### DATASET CONTENT

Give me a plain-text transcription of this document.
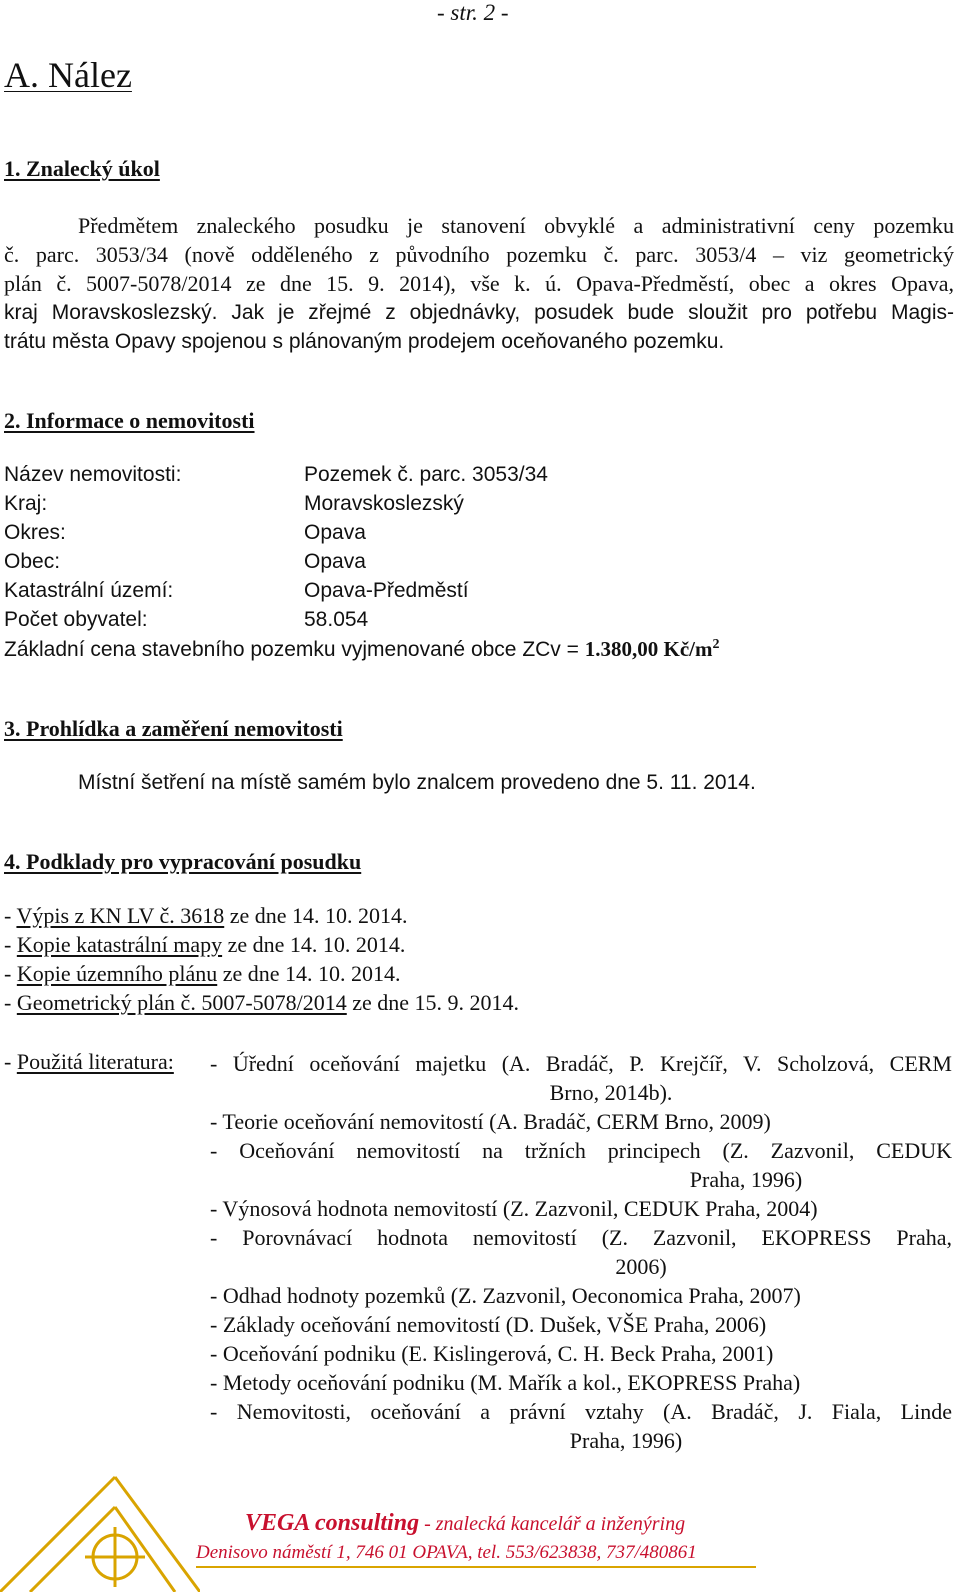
- str. 2 -
A. Nález
1. Znalecký úkol
Předmětem znaleckého posudku je stanovení obvyklé a administrativní ceny pozemku
č. parc. 3053/34 (nově odděleného z původního pozemku č. parc. 3053/4 – viz geometrický
plán č. 5007-5078/2014 ze dne 15. 9. 2014), vše k. ú. Opava-Předměstí, obec a okres Opava,
kraj Moravskoslezský. Jak je zřejmé z objednávky, posudek bude sloužit pro potřebu Magis-
trátu města Opavy spojenou s plánovaným prodejem oceňovaného pozemku.
2. Informace o nemovitosti
Název nemovitosti:	Pozemek č. parc. 3053/34
Kraj:	Moravskoslezský
Okres:	Opava
Obec:	Opava
Katastrální území:	Opava-Předměstí
Počet obyvatel:	58.054
Základní cena stavebního pozemku vyjmenované obce ZCv = 1.380,00 $Kč/m^2$
3. Prohlídka a zaměření nemovitosti
Místní šetření na místě samém bylo znalcem provedeno dne 5. 11. 2014.
4. Podklady pro vypracování posudku
- Výpis z KN LV č. 3618 ze dne 14. 10. 2014.
- Kopie katastrální mapy ze dne 14. 10. 2014.
- Kopie územního plánu ze dne 14. 10. 2014.
- Geometrický plán č. 5007-5078/2014 ze dne 15. 9. 2014.
- Použitá literatura: - Úřední oceňování majetku (A. Bradáč, P. Krejčíř, V. Scholzová, CERM
Brno, 2014b).
- Teorie oceňování nemovitostí (A. Bradáč, CERM Brno, 2009)
- Oceňování nemovitostí na tržních principech (Z. Zazvonil, CEDUK
Praha, 1996)
- Výnosová hodnota nemovitostí (Z. Zazvonil, CEDUK Praha, 2004)
- Porovnávací hodnota nemovitostí (Z. Zazvonil, EKOPRESS Praha,
2006)
- Odhad hodnoty pozemků (Z. Zazvonil, Oeconomica Praha, 2007)
- Základy oceňování nemovitostí (D. Dušek, VŠE Praha, 2006)
- Oceňování podniku (E. Kislingerová, C. H. Beck Praha, 2001)
- Metody oceňování podniku (M. Mařík a kol., EKOPRESS Praha)
- Nemovitosti, oceňování a právní vztahy (A. Bradáč, J. Fiala, Linde
Praha, 1996)
VEGA consulting - znalecká kancelář a inženýring
Denisovo náměstí 1, 746 01 OPAVA, tel. 553/623838, 737/480861
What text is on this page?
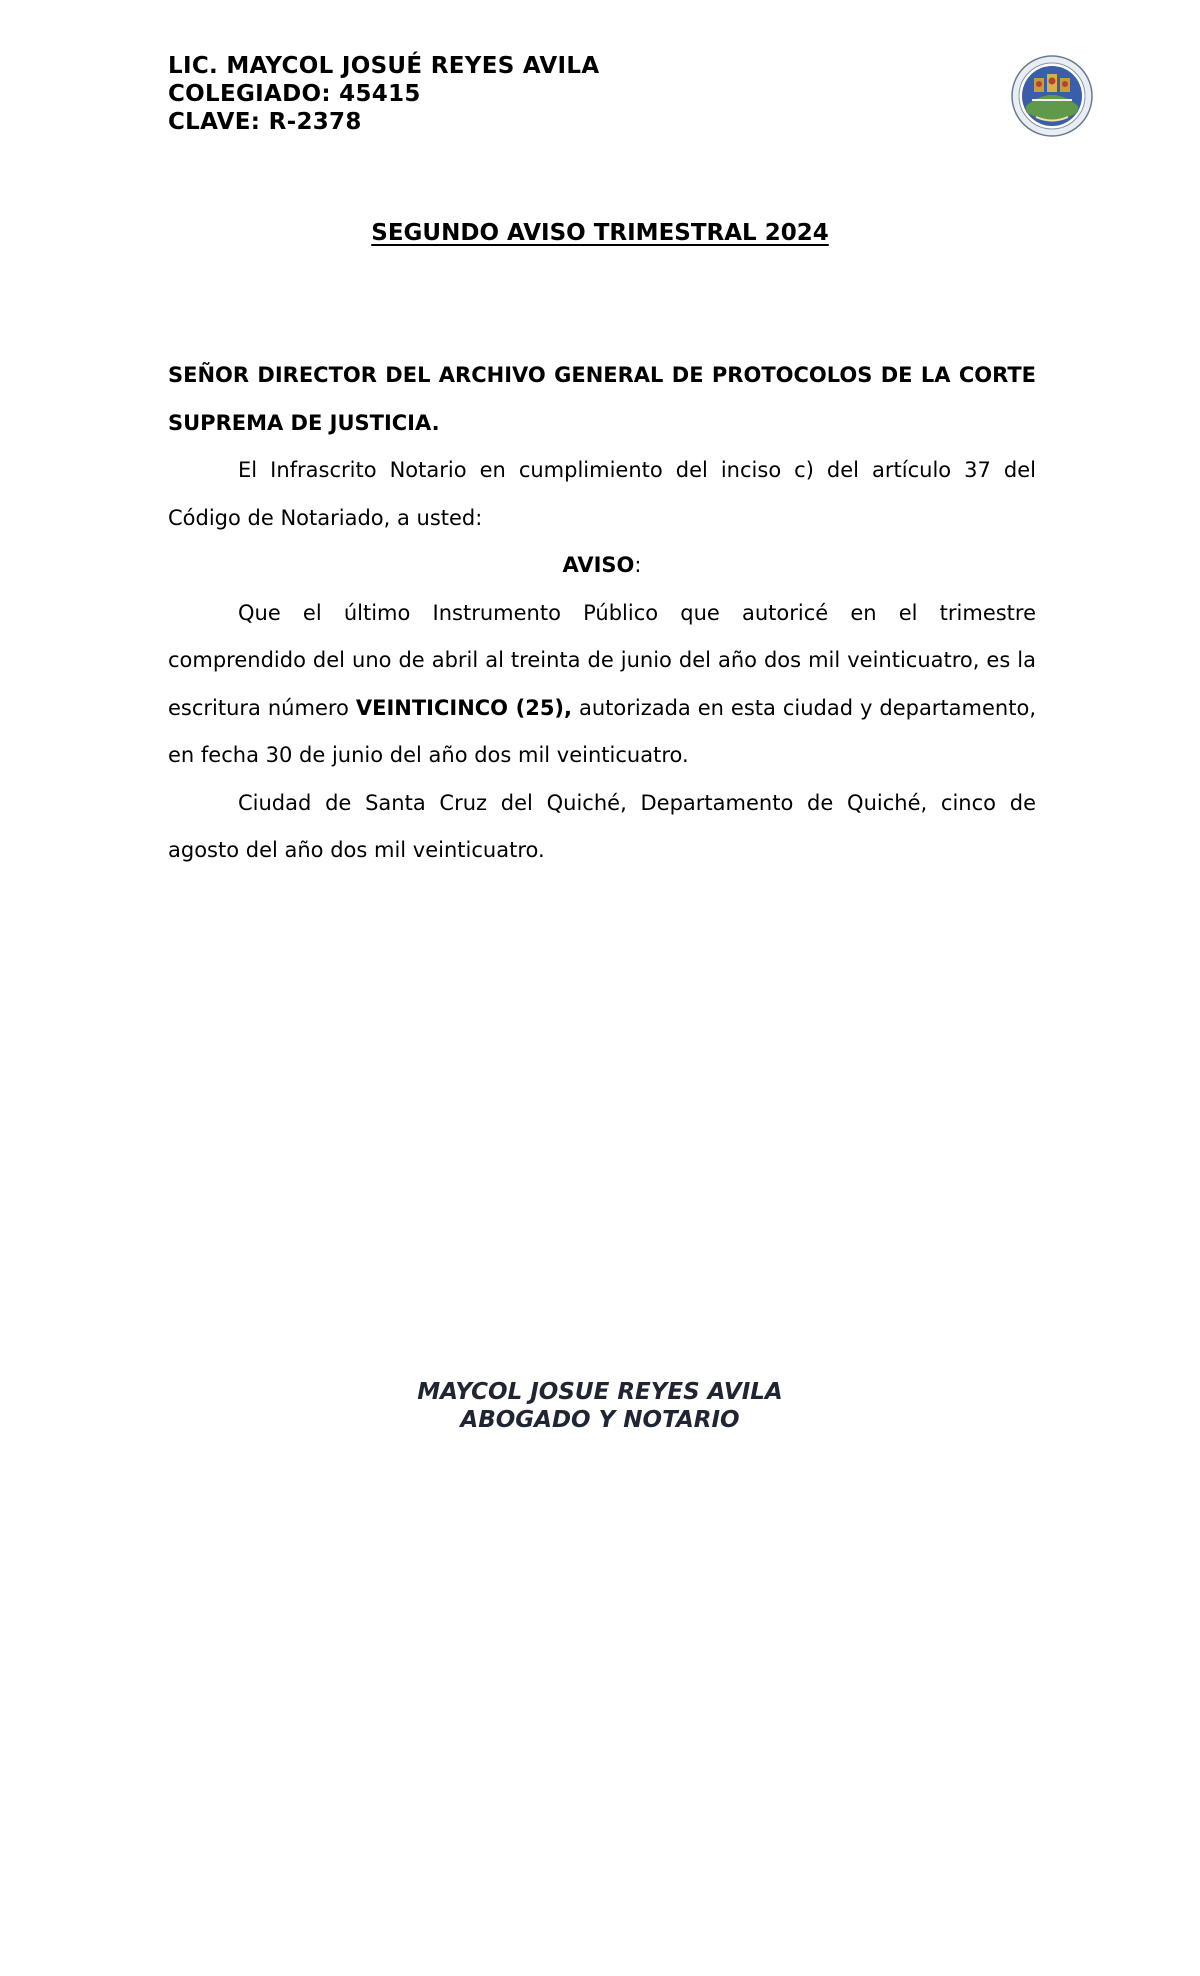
LIC. MAYCOL JOSUÉ REYES AVILA
COLEGIADO: 45415
CLAVE: R-2378
SEGUNDO AVISO TRIMESTRAL 2024

SEÑOR DIRECTOR DEL ARCHIVO GENERAL DE PROTOCOLOS DE LA CORTE SUPREMA DE JUSTICIA.

El Infrascrito Notario en cumplimiento del inciso c) del artículo 37 del Código de Notariado, a usted:

AVISO:

Que el último Instrumento Público que autoricé en el trimestre comprendido del uno de abril al treinta de junio del año dos mil veinticuatro, es la escritura número VEINTICINCO (25), autorizada en esta ciudad y departamento, en fecha 30 de junio del año dos mil veinticuatro.

Ciudad de Santa Cruz del Quiché, Departamento de Quiché, cinco de agosto del año dos mil veinticuatro.

MAYCOL JOSUE REYES AVILA
ABOGADO Y NOTARIO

######

_TASK PROMPT:_
Restate word for word only the lines from the one with "What text is on this page?" through the last line of the material, both included. Any picture should be left out.

_ANSWER TO THE EXERCISE:_
What text is on this page?
LIC. MAYCOL JOSUÉ REYES AVILA
COLEGIADO: 45415
CLAVE: R-2378
SEGUNDO AVISO TRIMESTRAL 2024

SEÑOR DIRECTOR DEL ARCHIVO GENERAL DE PROTOCOLOS DE LA CORTE SUPREMA DE JUSTICIA.

El Infrascrito Notario en cumplimiento del inciso c) del artículo 37 del Código de Notariado, a usted:

AVISO:

Que el último Instrumento Público que autoricé en el trimestre comprendido del uno de abril al treinta de junio del año dos mil veinticuatro, es la escritura número VEINTICINCO (25), autorizada en esta ciudad y departamento, en fecha 30 de junio del año dos mil veinticuatro.

Ciudad de Santa Cruz del Quiché, Departamento de Quiché, cinco de agosto del año dos mil veinticuatro.

MAYCOL JOSUE REYES AVILA
ABOGADO Y NOTARIO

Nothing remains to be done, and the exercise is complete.